Write down each row below again, character for character, leaving nothing out.

* * * * * * * * *

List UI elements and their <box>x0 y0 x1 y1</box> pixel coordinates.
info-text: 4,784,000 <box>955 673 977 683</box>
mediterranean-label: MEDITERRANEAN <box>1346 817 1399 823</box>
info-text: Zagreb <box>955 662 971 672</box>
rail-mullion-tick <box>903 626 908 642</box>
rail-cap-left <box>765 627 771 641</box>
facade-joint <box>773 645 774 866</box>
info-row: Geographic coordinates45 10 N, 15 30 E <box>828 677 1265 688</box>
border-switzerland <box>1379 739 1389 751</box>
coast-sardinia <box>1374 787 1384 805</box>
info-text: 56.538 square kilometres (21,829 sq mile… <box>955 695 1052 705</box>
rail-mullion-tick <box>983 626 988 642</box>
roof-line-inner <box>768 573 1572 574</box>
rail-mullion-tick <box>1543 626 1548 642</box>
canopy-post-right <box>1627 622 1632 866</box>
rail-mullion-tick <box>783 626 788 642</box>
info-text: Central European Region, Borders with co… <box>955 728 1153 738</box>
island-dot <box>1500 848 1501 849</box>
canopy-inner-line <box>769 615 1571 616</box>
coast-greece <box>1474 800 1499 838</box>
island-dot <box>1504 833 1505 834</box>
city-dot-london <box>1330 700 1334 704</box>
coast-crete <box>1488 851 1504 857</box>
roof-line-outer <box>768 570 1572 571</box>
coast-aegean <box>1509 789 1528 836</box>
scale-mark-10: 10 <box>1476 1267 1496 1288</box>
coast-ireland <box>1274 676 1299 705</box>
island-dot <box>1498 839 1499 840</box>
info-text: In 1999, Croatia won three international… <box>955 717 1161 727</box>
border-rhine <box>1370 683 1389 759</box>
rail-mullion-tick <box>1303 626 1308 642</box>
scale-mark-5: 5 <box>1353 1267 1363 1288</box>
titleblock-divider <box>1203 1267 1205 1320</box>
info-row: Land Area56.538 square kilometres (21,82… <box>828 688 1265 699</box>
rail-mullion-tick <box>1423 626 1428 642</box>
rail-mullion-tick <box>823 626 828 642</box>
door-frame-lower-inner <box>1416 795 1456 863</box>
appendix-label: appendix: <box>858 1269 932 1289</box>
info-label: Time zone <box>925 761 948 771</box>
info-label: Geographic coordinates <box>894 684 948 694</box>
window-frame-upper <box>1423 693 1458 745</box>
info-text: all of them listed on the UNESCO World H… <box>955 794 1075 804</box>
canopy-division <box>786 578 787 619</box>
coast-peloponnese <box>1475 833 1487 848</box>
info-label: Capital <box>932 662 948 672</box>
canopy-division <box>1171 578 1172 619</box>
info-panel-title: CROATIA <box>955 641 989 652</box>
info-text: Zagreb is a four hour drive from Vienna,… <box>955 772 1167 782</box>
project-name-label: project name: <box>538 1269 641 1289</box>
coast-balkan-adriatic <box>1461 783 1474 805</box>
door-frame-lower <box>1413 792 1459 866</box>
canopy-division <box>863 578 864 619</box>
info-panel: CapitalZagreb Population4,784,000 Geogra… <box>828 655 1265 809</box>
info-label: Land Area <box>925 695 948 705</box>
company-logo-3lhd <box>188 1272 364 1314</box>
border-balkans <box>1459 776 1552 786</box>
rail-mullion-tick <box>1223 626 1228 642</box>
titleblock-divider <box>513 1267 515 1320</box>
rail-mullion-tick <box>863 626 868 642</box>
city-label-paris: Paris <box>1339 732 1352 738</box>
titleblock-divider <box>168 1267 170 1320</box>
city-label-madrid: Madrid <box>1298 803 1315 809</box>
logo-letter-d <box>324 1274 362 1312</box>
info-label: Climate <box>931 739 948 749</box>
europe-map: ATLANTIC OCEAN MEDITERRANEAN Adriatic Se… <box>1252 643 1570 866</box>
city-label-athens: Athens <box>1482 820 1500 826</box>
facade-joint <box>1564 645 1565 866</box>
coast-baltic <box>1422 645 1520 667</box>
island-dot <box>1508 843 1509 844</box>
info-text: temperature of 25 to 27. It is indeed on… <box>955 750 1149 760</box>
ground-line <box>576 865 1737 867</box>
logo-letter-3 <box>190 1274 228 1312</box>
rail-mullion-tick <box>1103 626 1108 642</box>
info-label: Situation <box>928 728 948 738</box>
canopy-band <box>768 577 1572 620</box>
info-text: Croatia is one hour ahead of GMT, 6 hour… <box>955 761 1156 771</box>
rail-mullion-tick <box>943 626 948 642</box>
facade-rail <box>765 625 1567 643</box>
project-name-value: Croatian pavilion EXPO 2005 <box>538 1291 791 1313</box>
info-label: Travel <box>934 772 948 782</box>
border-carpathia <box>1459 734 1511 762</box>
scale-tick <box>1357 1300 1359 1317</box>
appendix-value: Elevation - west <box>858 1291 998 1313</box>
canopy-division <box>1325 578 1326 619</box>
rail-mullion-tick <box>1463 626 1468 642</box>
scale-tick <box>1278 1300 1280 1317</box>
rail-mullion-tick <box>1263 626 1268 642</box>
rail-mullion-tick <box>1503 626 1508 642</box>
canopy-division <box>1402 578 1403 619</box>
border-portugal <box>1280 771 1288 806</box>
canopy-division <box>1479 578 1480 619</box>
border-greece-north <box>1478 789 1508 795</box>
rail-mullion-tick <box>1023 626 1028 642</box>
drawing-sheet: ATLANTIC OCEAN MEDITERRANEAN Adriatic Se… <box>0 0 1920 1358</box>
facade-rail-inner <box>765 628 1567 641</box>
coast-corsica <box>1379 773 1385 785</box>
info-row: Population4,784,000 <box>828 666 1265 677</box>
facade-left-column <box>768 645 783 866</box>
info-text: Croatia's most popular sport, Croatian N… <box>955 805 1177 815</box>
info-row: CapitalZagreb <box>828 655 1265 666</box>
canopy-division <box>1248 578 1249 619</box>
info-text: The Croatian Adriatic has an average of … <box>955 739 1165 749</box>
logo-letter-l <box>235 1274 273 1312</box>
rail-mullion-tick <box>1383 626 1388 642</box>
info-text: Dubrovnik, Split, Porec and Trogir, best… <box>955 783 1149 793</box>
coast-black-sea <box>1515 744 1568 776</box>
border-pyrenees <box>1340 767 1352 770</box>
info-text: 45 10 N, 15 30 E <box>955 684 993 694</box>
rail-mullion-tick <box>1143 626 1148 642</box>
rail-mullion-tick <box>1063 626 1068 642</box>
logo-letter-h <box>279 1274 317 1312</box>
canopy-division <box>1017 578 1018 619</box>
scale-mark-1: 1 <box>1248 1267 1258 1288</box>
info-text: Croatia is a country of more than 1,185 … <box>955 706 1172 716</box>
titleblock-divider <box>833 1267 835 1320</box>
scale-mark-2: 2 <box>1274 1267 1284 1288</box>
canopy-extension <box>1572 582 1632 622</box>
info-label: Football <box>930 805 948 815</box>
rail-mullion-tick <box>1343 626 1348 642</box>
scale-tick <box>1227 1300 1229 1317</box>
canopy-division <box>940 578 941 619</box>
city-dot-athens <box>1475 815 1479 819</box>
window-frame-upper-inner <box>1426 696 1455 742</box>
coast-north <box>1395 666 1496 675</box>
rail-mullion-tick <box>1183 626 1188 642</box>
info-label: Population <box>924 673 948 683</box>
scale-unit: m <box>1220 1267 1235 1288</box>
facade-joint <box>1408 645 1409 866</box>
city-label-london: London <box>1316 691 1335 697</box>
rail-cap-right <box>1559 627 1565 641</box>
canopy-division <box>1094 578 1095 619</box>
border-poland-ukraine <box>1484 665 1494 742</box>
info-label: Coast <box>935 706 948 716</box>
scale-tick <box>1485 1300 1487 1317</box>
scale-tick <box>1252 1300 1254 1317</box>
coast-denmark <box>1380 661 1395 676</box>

* * * * * * * * *

**Result of this task:**
List UI elements and their <box>x0 y0 x1 y1</box> pixel coordinates.
info-text: 4,784,000 <box>955 673 977 683</box>
mediterranean-label: MEDITERRANEAN <box>1346 817 1399 823</box>
info-text: Zagreb <box>955 662 971 672</box>
rail-mullion-tick <box>903 626 908 642</box>
rail-cap-left <box>765 627 771 641</box>
facade-joint <box>773 645 774 866</box>
info-row: Geographic coordinates45 10 N, 15 30 E <box>828 677 1265 688</box>
border-switzerland <box>1379 739 1389 751</box>
coast-sardinia <box>1374 787 1384 805</box>
info-text: 56.538 square kilometres (21,829 sq mile… <box>955 695 1052 705</box>
rail-mullion-tick <box>983 626 988 642</box>
roof-line-inner <box>768 573 1572 574</box>
rail-mullion-tick <box>1543 626 1548 642</box>
canopy-post-right <box>1627 622 1632 866</box>
rail-mullion-tick <box>783 626 788 642</box>
info-text: Central European Region, Borders with co… <box>955 728 1153 738</box>
island-dot <box>1500 848 1501 849</box>
canopy-inner-line <box>769 615 1571 616</box>
coast-greece <box>1474 800 1499 838</box>
island-dot <box>1504 833 1505 834</box>
city-dot-london <box>1330 700 1334 704</box>
coast-crete <box>1488 851 1504 857</box>
roof-line-outer <box>768 570 1572 571</box>
coast-aegean <box>1509 789 1528 836</box>
scale-mark-10: 10 <box>1476 1267 1496 1288</box>
coast-ireland <box>1274 676 1299 705</box>
island-dot <box>1498 839 1499 840</box>
info-text: In 1999, Croatia won three international… <box>955 717 1161 727</box>
border-rhine <box>1370 683 1389 759</box>
rail-mullion-tick <box>1303 626 1308 642</box>
scale-mark-5: 5 <box>1353 1267 1363 1288</box>
titleblock-divider <box>1203 1267 1205 1320</box>
info-row: Land Area56.538 square kilometres (21,82… <box>828 688 1265 699</box>
rail-mullion-tick <box>1423 626 1428 642</box>
rail-mullion-tick <box>823 626 828 642</box>
door-frame-lower-inner <box>1416 795 1456 863</box>
appendix-label: appendix: <box>858 1269 932 1289</box>
info-label: Time zone <box>925 761 948 771</box>
info-label: Geographic coordinates <box>894 684 948 694</box>
window-frame-upper <box>1423 693 1458 745</box>
info-text: all of them listed on the UNESCO World H… <box>955 794 1075 804</box>
canopy-division <box>786 578 787 619</box>
coast-peloponnese <box>1475 833 1487 848</box>
info-label: Capital <box>932 662 948 672</box>
canopy-division <box>1171 578 1172 619</box>
info-panel-title: CROATIA <box>955 641 989 652</box>
info-text: Zagreb is a four hour drive from Vienna,… <box>955 772 1167 782</box>
project-name-label: project name: <box>538 1269 641 1289</box>
coast-balkan-adriatic <box>1461 783 1474 805</box>
door-frame-lower <box>1413 792 1459 866</box>
canopy-division <box>863 578 864 619</box>
info-panel: CapitalZagreb Population4,784,000 Geogra… <box>828 655 1265 809</box>
info-label: Land Area <box>925 695 948 705</box>
company-logo-3lhd <box>188 1272 364 1314</box>
border-balkans <box>1459 776 1552 786</box>
rail-mullion-tick <box>1223 626 1228 642</box>
titleblock-divider <box>513 1267 515 1320</box>
rail-mullion-tick <box>863 626 868 642</box>
city-label-paris: Paris <box>1339 732 1352 738</box>
titleblock-divider <box>168 1267 170 1320</box>
city-label-madrid: Madrid <box>1298 803 1315 809</box>
logo-letter-d <box>324 1274 362 1312</box>
info-label: Climate <box>931 739 948 749</box>
europe-map: ATLANTIC OCEAN MEDITERRANEAN Adriatic Se… <box>1252 643 1570 866</box>
city-label-athens: Athens <box>1482 820 1500 826</box>
facade-joint <box>1564 645 1565 866</box>
coast-baltic <box>1422 645 1520 667</box>
island-dot <box>1508 843 1509 844</box>
info-text: temperature of 25 to 27. It is indeed on… <box>955 750 1149 760</box>
ground-line <box>576 865 1737 867</box>
logo-letter-3 <box>190 1274 228 1312</box>
rail-mullion-tick <box>1103 626 1108 642</box>
info-label: Situation <box>928 728 948 738</box>
canopy-band <box>768 577 1572 620</box>
info-text: Croatia is one hour ahead of GMT, 6 hour… <box>955 761 1156 771</box>
rail-mullion-tick <box>943 626 948 642</box>
facade-rail <box>765 625 1567 643</box>
project-name-value: Croatian pavilion EXPO 2005 <box>538 1291 791 1313</box>
info-label: Travel <box>934 772 948 782</box>
border-carpathia <box>1459 734 1511 762</box>
scale-tick <box>1357 1300 1359 1317</box>
appendix-value: Elevation - west <box>858 1291 998 1313</box>
canopy-division <box>1325 578 1326 619</box>
rail-mullion-tick <box>1463 626 1468 642</box>
scale-tick <box>1278 1300 1280 1317</box>
rail-mullion-tick <box>1263 626 1268 642</box>
rail-mullion-tick <box>1503 626 1508 642</box>
canopy-division <box>1402 578 1403 619</box>
border-portugal <box>1280 771 1288 806</box>
canopy-division <box>1479 578 1480 619</box>
border-greece-north <box>1478 789 1508 795</box>
rail-mullion-tick <box>1023 626 1028 642</box>
drawing-sheet: ATLANTIC OCEAN MEDITERRANEAN Adriatic Se… <box>0 0 1920 1358</box>
facade-rail-inner <box>765 628 1567 641</box>
coast-corsica <box>1379 773 1385 785</box>
info-row: Population4,784,000 <box>828 666 1265 677</box>
facade-left-column <box>768 645 783 866</box>
info-text: Croatia's most popular sport, Croatian N… <box>955 805 1177 815</box>
info-row: CapitalZagreb <box>828 655 1265 666</box>
canopy-division <box>1248 578 1249 619</box>
info-text: The Croatian Adriatic has an average of … <box>955 739 1165 749</box>
logo-letter-l <box>235 1274 273 1312</box>
rail-mullion-tick <box>1383 626 1388 642</box>
info-text: Dubrovnik, Split, Porec and Trogir, best… <box>955 783 1149 793</box>
coast-black-sea <box>1515 744 1568 776</box>
border-pyrenees <box>1340 767 1352 770</box>
info-text: 45 10 N, 15 30 E <box>955 684 993 694</box>
rail-mullion-tick <box>1143 626 1148 642</box>
rail-mullion-tick <box>1063 626 1068 642</box>
logo-letter-h <box>279 1274 317 1312</box>
canopy-division <box>1017 578 1018 619</box>
scale-mark-1: 1 <box>1248 1267 1258 1288</box>
info-text: Croatia is a country of more than 1,185 … <box>955 706 1172 716</box>
titleblock-divider <box>833 1267 835 1320</box>
scale-mark-2: 2 <box>1274 1267 1284 1288</box>
canopy-extension <box>1572 582 1632 622</box>
info-label: Football <box>930 805 948 815</box>
rail-mullion-tick <box>1343 626 1348 642</box>
scale-tick <box>1227 1300 1229 1317</box>
canopy-division <box>940 578 941 619</box>
city-dot-athens <box>1475 815 1479 819</box>
window-frame-upper-inner <box>1426 696 1455 742</box>
coast-north <box>1395 666 1496 675</box>
rail-mullion-tick <box>1183 626 1188 642</box>
info-label: Population <box>924 673 948 683</box>
scale-unit: m <box>1220 1267 1235 1288</box>
facade-joint <box>1408 645 1409 866</box>
city-label-london: London <box>1316 691 1335 697</box>
rail-cap-right <box>1559 627 1565 641</box>
canopy-division <box>1094 578 1095 619</box>
border-poland-ukraine <box>1484 665 1494 742</box>
info-label: Coast <box>935 706 948 716</box>
scale-tick <box>1485 1300 1487 1317</box>
scale-tick <box>1252 1300 1254 1317</box>
coast-denmark <box>1380 661 1395 676</box>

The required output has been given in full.